• [What is required]: Each line below containing the word "Functional" needs to be shown.

*** Opening of Input for this task ***

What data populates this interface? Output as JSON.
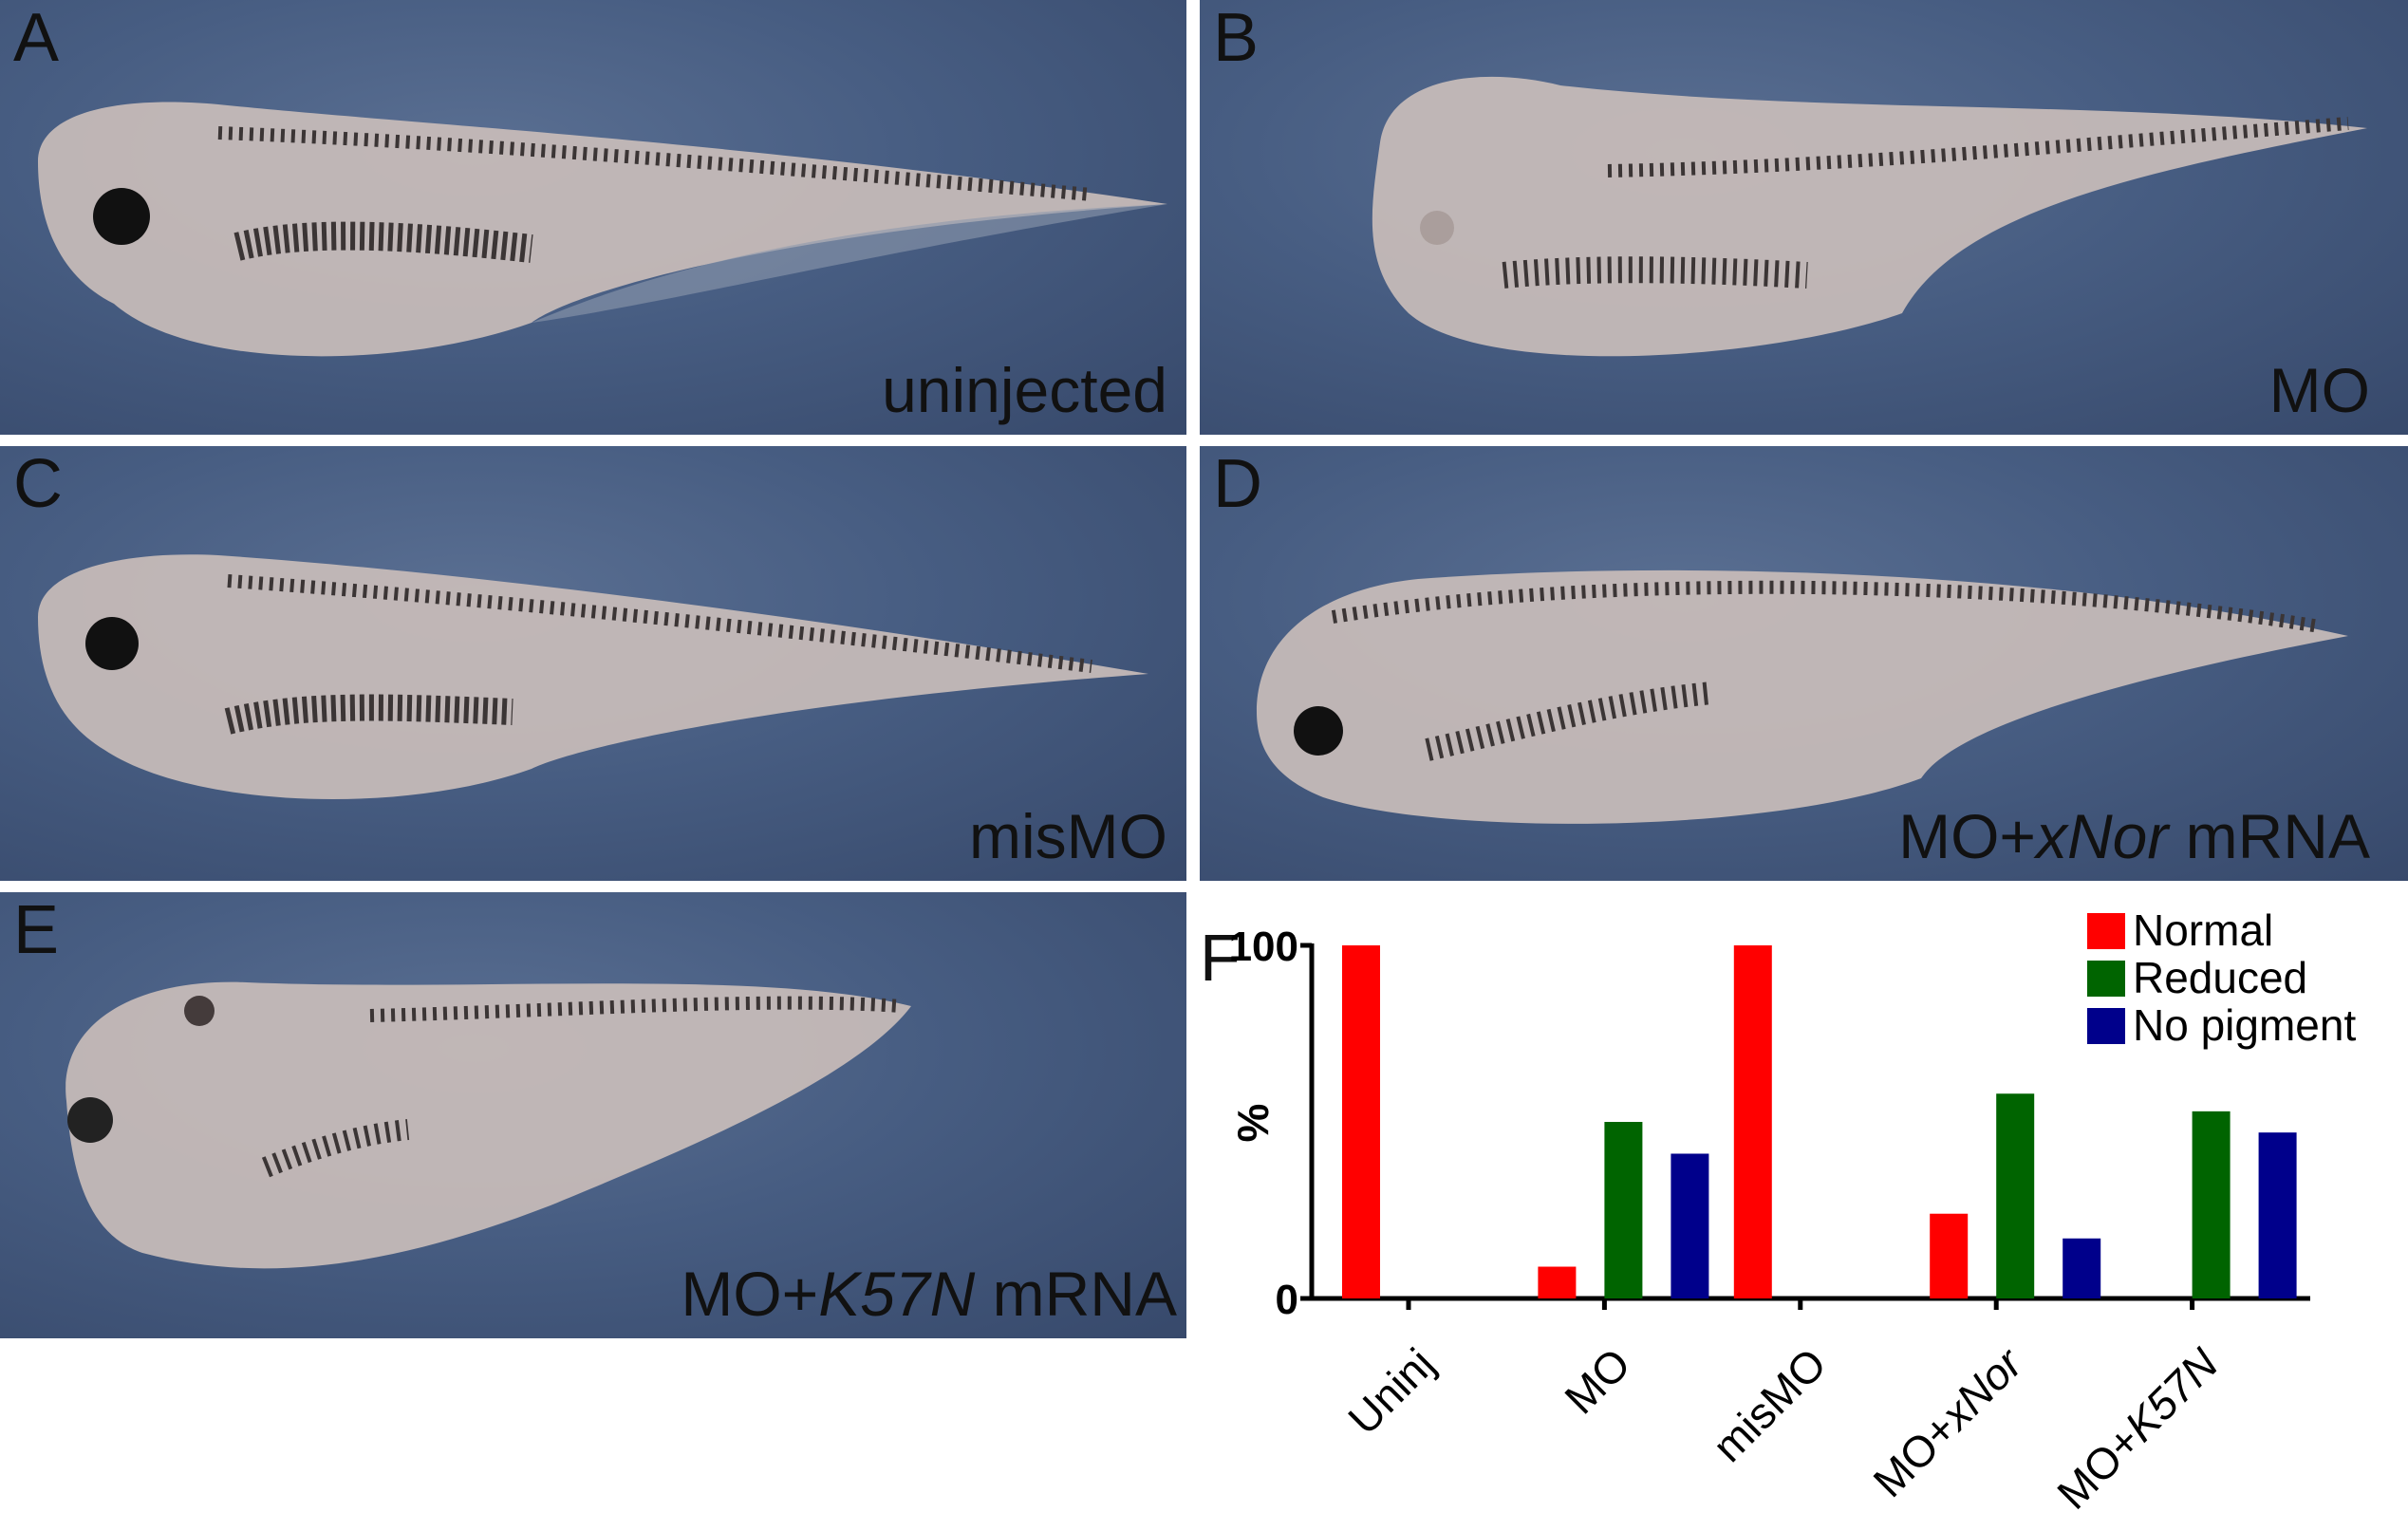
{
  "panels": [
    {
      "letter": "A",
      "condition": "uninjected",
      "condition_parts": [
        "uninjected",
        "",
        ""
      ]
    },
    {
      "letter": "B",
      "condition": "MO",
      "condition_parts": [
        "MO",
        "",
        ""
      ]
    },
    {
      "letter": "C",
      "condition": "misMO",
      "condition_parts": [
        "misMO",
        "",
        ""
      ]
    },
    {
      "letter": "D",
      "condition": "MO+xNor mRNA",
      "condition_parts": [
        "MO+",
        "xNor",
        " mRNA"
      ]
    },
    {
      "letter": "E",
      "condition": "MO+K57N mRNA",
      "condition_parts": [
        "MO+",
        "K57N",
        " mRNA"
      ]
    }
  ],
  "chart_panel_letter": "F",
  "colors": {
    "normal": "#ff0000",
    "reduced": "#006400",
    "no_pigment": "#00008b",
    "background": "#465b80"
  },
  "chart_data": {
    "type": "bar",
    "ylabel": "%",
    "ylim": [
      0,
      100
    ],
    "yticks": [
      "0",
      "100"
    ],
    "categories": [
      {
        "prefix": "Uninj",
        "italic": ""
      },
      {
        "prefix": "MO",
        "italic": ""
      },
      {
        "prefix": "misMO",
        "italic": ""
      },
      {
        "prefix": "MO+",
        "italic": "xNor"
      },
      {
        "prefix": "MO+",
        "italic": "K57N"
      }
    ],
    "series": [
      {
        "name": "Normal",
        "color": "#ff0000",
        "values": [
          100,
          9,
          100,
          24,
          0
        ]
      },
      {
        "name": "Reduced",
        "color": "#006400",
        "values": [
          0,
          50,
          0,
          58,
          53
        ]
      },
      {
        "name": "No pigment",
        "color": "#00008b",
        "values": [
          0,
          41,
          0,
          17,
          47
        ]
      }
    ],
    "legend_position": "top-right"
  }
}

*** Close of Input for this task ***
*** Opening of Input for this task ***

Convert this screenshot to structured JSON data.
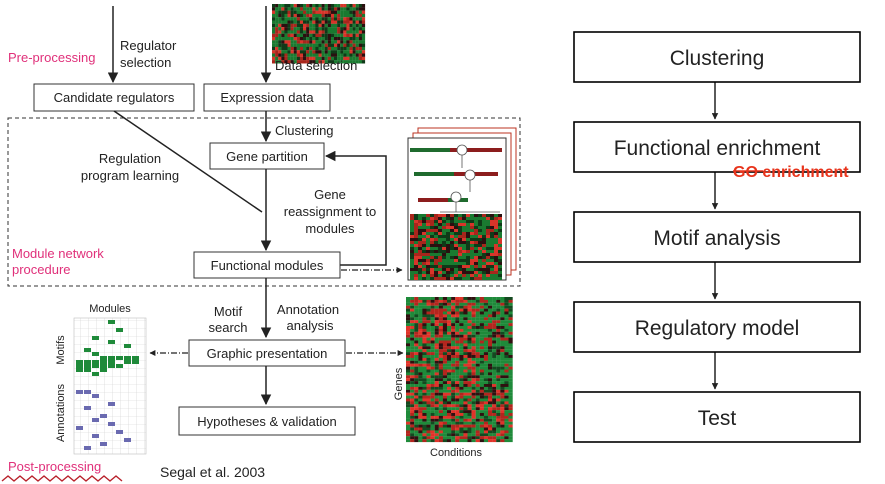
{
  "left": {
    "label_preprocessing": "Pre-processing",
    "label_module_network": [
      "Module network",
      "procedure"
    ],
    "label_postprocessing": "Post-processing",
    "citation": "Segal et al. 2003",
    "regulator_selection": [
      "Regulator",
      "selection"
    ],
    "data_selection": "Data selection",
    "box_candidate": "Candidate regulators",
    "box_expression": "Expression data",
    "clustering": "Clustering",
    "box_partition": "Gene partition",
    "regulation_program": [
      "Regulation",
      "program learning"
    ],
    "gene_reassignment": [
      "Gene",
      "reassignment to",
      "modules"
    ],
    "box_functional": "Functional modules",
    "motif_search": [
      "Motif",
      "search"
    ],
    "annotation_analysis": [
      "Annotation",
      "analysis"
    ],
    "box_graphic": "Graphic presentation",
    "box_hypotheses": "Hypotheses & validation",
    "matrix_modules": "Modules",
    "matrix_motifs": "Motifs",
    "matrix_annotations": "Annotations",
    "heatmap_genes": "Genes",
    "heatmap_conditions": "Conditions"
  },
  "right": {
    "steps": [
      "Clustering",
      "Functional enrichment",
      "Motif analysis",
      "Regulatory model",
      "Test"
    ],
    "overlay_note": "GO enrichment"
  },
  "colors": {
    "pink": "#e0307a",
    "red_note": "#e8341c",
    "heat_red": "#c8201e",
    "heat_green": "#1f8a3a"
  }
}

*** Close of Input for this task ***

• [Your solution]:
    "box_functional": "Functional modules",
      "Functional enrichment",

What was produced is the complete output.